-------- SOURCE MATERIAL

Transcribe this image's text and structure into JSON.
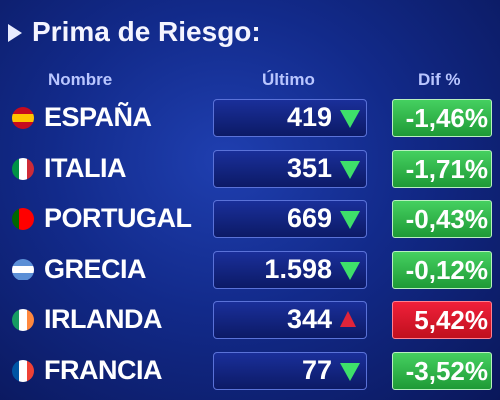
{
  "title": "Prima de Riesgo:",
  "table": {
    "headers": [
      "Nombre",
      "Último",
      "Dif %"
    ],
    "rows": [
      {
        "name": "ESPAÑA",
        "last": "419",
        "change": "-1,46%",
        "trend": "down"
      },
      {
        "name": "ITALIA",
        "last": "351",
        "change": "-1,71%",
        "trend": "down"
      },
      {
        "name": "PORTUGAL",
        "last": "669",
        "change": "-0,43%",
        "trend": "down"
      },
      {
        "name": "GRECIA",
        "last": "1.598",
        "change": "-0,12%",
        "trend": "down"
      },
      {
        "name": "IRLANDA",
        "last": "344",
        "change": "5,42%",
        "trend": "up"
      },
      {
        "name": "FRANCIA",
        "last": "77",
        "change": "-3,52%",
        "trend": "down"
      }
    ]
  }
}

----------------

| GOAL |
Search the data above for the string "last" and return every line that has it.

| OUTPUT OF THE TASK |
        "last": "419",
        "last": "351",
        "last": "669",
        "last": "1.598",
        "last": "344",
        "last": "77",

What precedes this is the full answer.